[WORKING DATA]:

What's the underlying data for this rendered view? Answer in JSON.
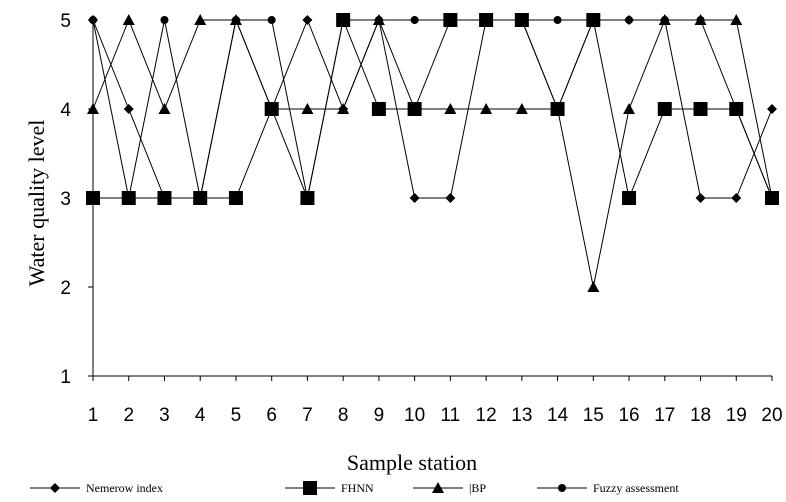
{
  "chart_data": {
    "type": "line",
    "xlabel": "Sample station",
    "ylabel": "Water quality level",
    "x": [
      1,
      2,
      3,
      4,
      5,
      6,
      7,
      8,
      9,
      10,
      11,
      12,
      13,
      14,
      15,
      16,
      17,
      18,
      19,
      20
    ],
    "xlim": [
      1,
      20
    ],
    "ylim": [
      1,
      5
    ],
    "yticks": [
      1,
      2,
      3,
      4,
      5
    ],
    "grid": false,
    "legend_position": "bottom",
    "series": [
      {
        "name": "Nemerow index",
        "marker": "diamond",
        "values": [
          5,
          4,
          3,
          3,
          5,
          4,
          5,
          4,
          5,
          3,
          3,
          5,
          5,
          4,
          5,
          5,
          5,
          3,
          3,
          4
        ]
      },
      {
        "name": "FHNN",
        "marker": "square",
        "values": [
          3,
          3,
          3,
          3,
          3,
          4,
          3,
          5,
          4,
          4,
          5,
          5,
          5,
          4,
          5,
          3,
          4,
          4,
          4,
          3
        ]
      },
      {
        "name": "|BP",
        "marker": "triangle",
        "values": [
          4,
          5,
          4,
          5,
          5,
          4,
          4,
          4,
          5,
          4,
          4,
          4,
          4,
          4,
          2,
          4,
          5,
          5,
          5,
          3
        ]
      },
      {
        "name": "Fuzzy assessment",
        "marker": "circle",
        "values": [
          5,
          3,
          5,
          3,
          5,
          5,
          3,
          5,
          5,
          5,
          5,
          5,
          5,
          5,
          5,
          5,
          5,
          5,
          4,
          3
        ]
      }
    ]
  }
}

[WHAT THE TASK REQUIRES]: The records above need to be restated word for word, with the pictures left out.

[TASK SOLUTION]:
What's the underlying data for this rendered view? Answer in JSON.
{
  "chart_data": {
    "type": "line",
    "xlabel": "Sample station",
    "ylabel": "Water quality level",
    "x": [
      1,
      2,
      3,
      4,
      5,
      6,
      7,
      8,
      9,
      10,
      11,
      12,
      13,
      14,
      15,
      16,
      17,
      18,
      19,
      20
    ],
    "xlim": [
      1,
      20
    ],
    "ylim": [
      1,
      5
    ],
    "yticks": [
      1,
      2,
      3,
      4,
      5
    ],
    "grid": false,
    "legend_position": "bottom",
    "series": [
      {
        "name": "Nemerow index",
        "marker": "diamond",
        "values": [
          5,
          4,
          3,
          3,
          5,
          4,
          5,
          4,
          5,
          3,
          3,
          5,
          5,
          4,
          5,
          5,
          5,
          3,
          3,
          4
        ]
      },
      {
        "name": "FHNN",
        "marker": "square",
        "values": [
          3,
          3,
          3,
          3,
          3,
          4,
          3,
          5,
          4,
          4,
          5,
          5,
          5,
          4,
          5,
          3,
          4,
          4,
          4,
          3
        ]
      },
      {
        "name": "|BP",
        "marker": "triangle",
        "values": [
          4,
          5,
          4,
          5,
          5,
          4,
          4,
          4,
          5,
          4,
          4,
          4,
          4,
          4,
          2,
          4,
          5,
          5,
          5,
          3
        ]
      },
      {
        "name": "Fuzzy assessment",
        "marker": "circle",
        "values": [
          5,
          3,
          5,
          3,
          5,
          5,
          3,
          5,
          5,
          5,
          5,
          5,
          5,
          5,
          5,
          5,
          5,
          5,
          4,
          3
        ]
      }
    ]
  }
}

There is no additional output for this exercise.